PROVIDED INFORMATION:
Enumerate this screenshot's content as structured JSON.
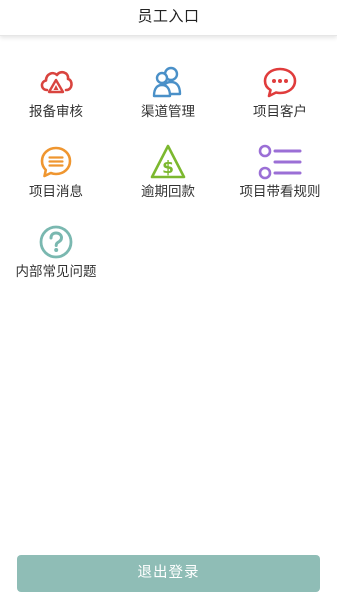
{
  "header": {
    "title": "员工入口"
  },
  "menu": {
    "items": [
      {
        "label": "报备审核",
        "icon": "cloud-upload-icon",
        "color": "#d9443f"
      },
      {
        "label": "渠道管理",
        "icon": "users-icon",
        "color": "#4a90c8"
      },
      {
        "label": "项目客户",
        "icon": "chat-bubble-icon",
        "color": "#e03c3c"
      },
      {
        "label": "项目消息",
        "icon": "message-icon",
        "color": "#ef9630"
      },
      {
        "label": "逾期回款",
        "icon": "dollar-warning-icon",
        "color": "#7cb82f"
      },
      {
        "label": "项目带看规则",
        "icon": "list-icon",
        "color": "#9b6fd6"
      },
      {
        "label": "内部常见问题",
        "icon": "help-circle-icon",
        "color": "#7ab8b0"
      }
    ]
  },
  "footer": {
    "logout_label": "退出登录",
    "logout_color": "#8fbdb6"
  }
}
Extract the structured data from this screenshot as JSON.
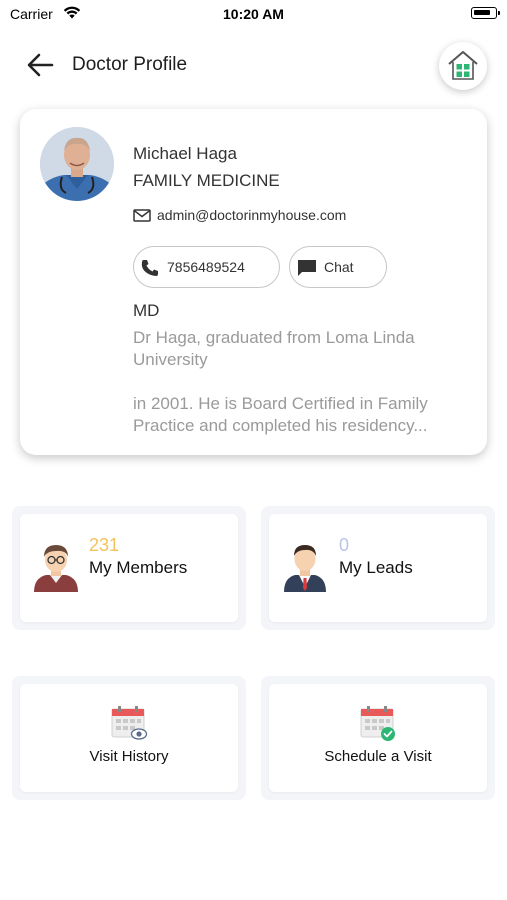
{
  "status_bar": {
    "carrier": "Carrier",
    "time": "10:20 AM"
  },
  "header": {
    "title": "Doctor Profile",
    "back_icon": "arrow-left-icon",
    "home_icon": "home-icon"
  },
  "profile": {
    "name": "Michael Haga",
    "specialty": "FAMILY MEDICINE",
    "email": "admin@doctorinmyhouse.com",
    "phone": "7856489524",
    "chat_label": "Chat",
    "degree": "MD",
    "bio_line1": "Dr Haga, graduated from Loma Linda University",
    "bio_line2": "in 2001. He is Board Certified in Family Practice and completed his residency..."
  },
  "stats": [
    {
      "count": "231",
      "label": "My Members",
      "count_color": "#f3c25a"
    },
    {
      "count": "0",
      "label": "My Leads",
      "count_color": "#b9c3ea"
    }
  ],
  "actions": [
    {
      "label": "Visit History",
      "icon": "calendar-eye-icon"
    },
    {
      "label": "Schedule a Visit",
      "icon": "calendar-check-icon"
    }
  ],
  "colors": {
    "accent_green": "#2bb673",
    "calendar_red": "#e85a5a"
  }
}
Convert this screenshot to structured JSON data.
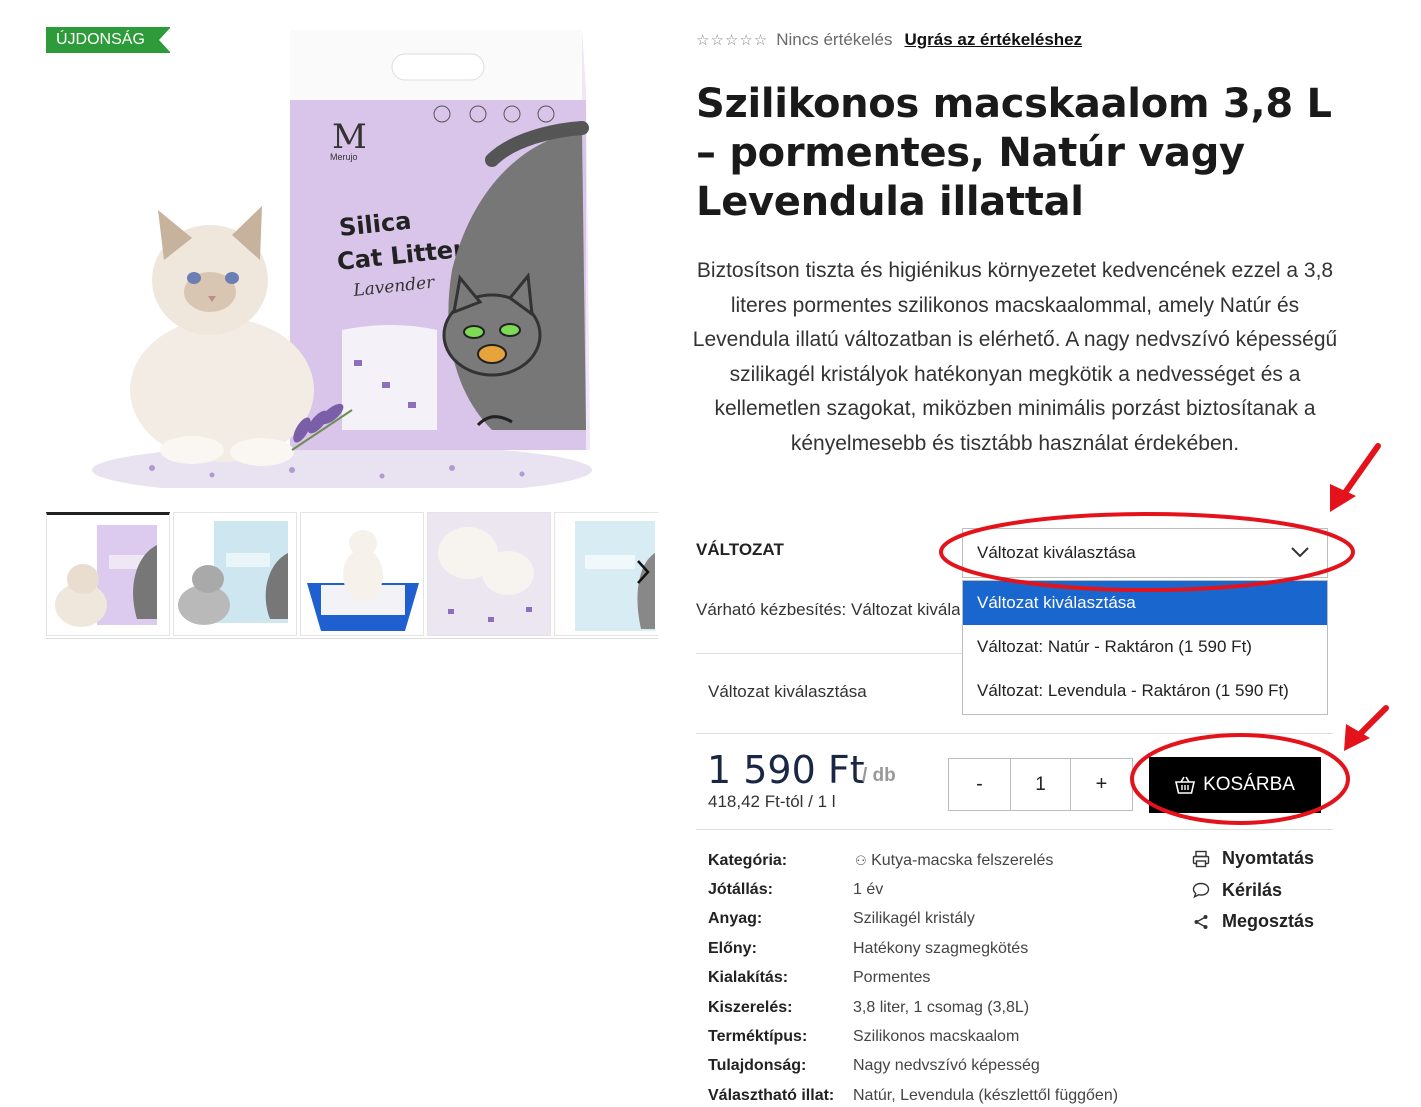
{
  "badge": {
    "label": "ÚJDONSÁG",
    "color": "#2e9b3b"
  },
  "gallery": {
    "main_alt": "Merujo Silica Cat Litter Lavender",
    "package": {
      "brand": "Merujo",
      "line1": "Silica",
      "line2": "Cat Litter",
      "variant": "Lavender"
    },
    "thumbnails": [
      "thumb-lavender-bag-cat",
      "thumb-blue-bag-cat",
      "thumb-cat-in-litter-box",
      "thumb-cat-paws-litter",
      "thumb-blue-bag"
    ],
    "next_icon": "chevron-right-icon"
  },
  "rating": {
    "stars_icon": "☆☆☆☆☆",
    "no_rating_text": "Nincs értékelés",
    "link_text": "Ugrás az értékeléshez"
  },
  "product": {
    "title": "Szilikonos macskaalom 3,8 L – pormentes, Natúr vagy Levendula illattal",
    "description": "Biztosítson tiszta és higiénikus környezetet kedvencének ezzel a 3,8 literes pormentes szilikonos macskaalommal, amely Natúr és Levendula illatú változatban is elérhető. A nagy nedvszívó képességű szilikagél kristályok hatékonyan megkötik a nedvességet és a kellemetlen szagokat, miközben minimális porzást biztosítanak a kényelmesebb és tisztább használat érdekében."
  },
  "variant": {
    "label": "VÁLTOZAT",
    "selected": "Változat kiválasztása",
    "options": [
      "Változat kiválasztása",
      "Változat: Natúr - Raktáron  (1 590 Ft)",
      "Változat: Levendula - Raktáron  (1 590 Ft)"
    ],
    "delivery_text": "Várható kézbesítés: Változat kiválasztása",
    "status_text": "Változat kiválasztása"
  },
  "price": {
    "value": "1 590 Ft",
    "per_unit": "/ db",
    "unit_price": "418,42 Ft-tól / 1 l"
  },
  "quantity": {
    "minus": "-",
    "value": "1",
    "plus": "+"
  },
  "cart": {
    "label": "KOSÁRBA",
    "icon": "basket-icon"
  },
  "properties": [
    {
      "key": "Kategória:",
      "value": "Kutya-macska felszerelés",
      "icon": "paw-icon"
    },
    {
      "key": "Jótállás:",
      "value": "1 év"
    },
    {
      "key": "Anyag:",
      "value": "Szilikagél kristály"
    },
    {
      "key": "Előny:",
      "value": "Hatékony szagmegkötés"
    },
    {
      "key": "Kialakítás:",
      "value": "Pormentes"
    },
    {
      "key": "Kiszerelés:",
      "value": "3,8 liter, 1 csomag (3,8L)"
    },
    {
      "key": "Terméktípus:",
      "value": "Szilikonos macskaalom"
    },
    {
      "key": "Tulajdonság:",
      "value": "Nagy nedvszívó képesség"
    },
    {
      "key": "Választható illat:",
      "value": "Natúr, Levendula (készlettől függően)"
    }
  ],
  "actions": [
    {
      "label": "Nyomtatás",
      "icon": "printer-icon"
    },
    {
      "label": "Kérilás",
      "icon": "chat-bubble-icon"
    },
    {
      "label": "Megosztás",
      "icon": "share-icon"
    }
  ],
  "colors": {
    "annotation_red": "#e4131b",
    "dropdown_selected": "#1a66cf",
    "price": "#1a2744"
  }
}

EXERCISE DIRECTIONS: Select the lines in this material that hold the word "title", leaving none out.

EXERCISE RESULT:
    "title": "员工入口"
    "title": "Doctor Profile",
    "title": "Szilikonos macskaalom 3,8 L – pormentes, Natúr vagy Levendula illattal",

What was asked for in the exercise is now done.